--- Start ---

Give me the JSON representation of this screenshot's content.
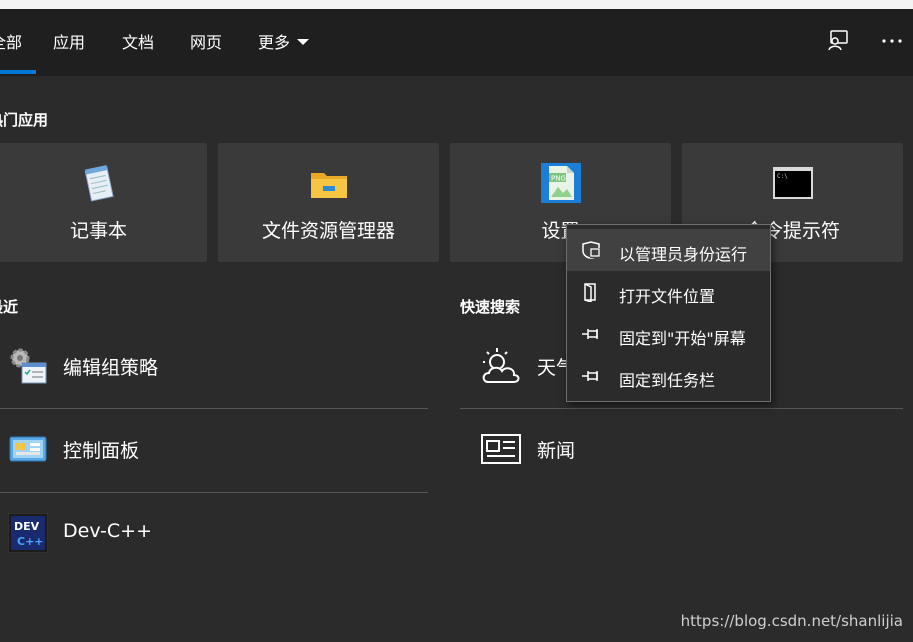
{
  "tabs": [
    {
      "label": "全部",
      "active": true
    },
    {
      "label": "应用"
    },
    {
      "label": "文档"
    },
    {
      "label": "网页"
    },
    {
      "label": "更多"
    }
  ],
  "header_icons": [
    "feedback-icon",
    "more-options-icon"
  ],
  "top_apps": {
    "title": "热门应用",
    "items": [
      {
        "label": "记事本",
        "icon": "notepad-icon"
      },
      {
        "label": "文件资源管理器",
        "icon": "file-explorer-icon"
      },
      {
        "label": "设置",
        "icon": "png-file-icon"
      },
      {
        "label": "命令提示符",
        "icon": "command-prompt-icon"
      }
    ]
  },
  "recent": {
    "title": "最近",
    "items": [
      {
        "label": "编辑组策略",
        "icon": "group-policy-icon"
      },
      {
        "label": "控制面板",
        "icon": "control-panel-icon"
      },
      {
        "label": "Dev-C++",
        "icon": "dev-cpp-icon"
      }
    ]
  },
  "quick_search": {
    "title": "快速搜索",
    "items": [
      {
        "label": "天气",
        "icon": "weather-icon"
      },
      {
        "label": "新闻",
        "icon": "news-icon"
      }
    ]
  },
  "context_menu": {
    "items": [
      {
        "label": "以管理员身份运行",
        "icon": "shield-icon",
        "highlighted": true
      },
      {
        "label": "打开文件位置",
        "icon": "open-location-icon"
      },
      {
        "label": "固定到\"开始\"屏幕",
        "icon": "pin-icon"
      },
      {
        "label": "固定到任务栏",
        "icon": "pin-icon"
      }
    ]
  },
  "watermark": "https://blog.csdn.net/shanlijia"
}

--- End ---

● Exercise objective: Report all lines of the material that contain the word "file".

● Complete output:
        "icon": "file-explorer-icon"
        "icon": "png-file-icon"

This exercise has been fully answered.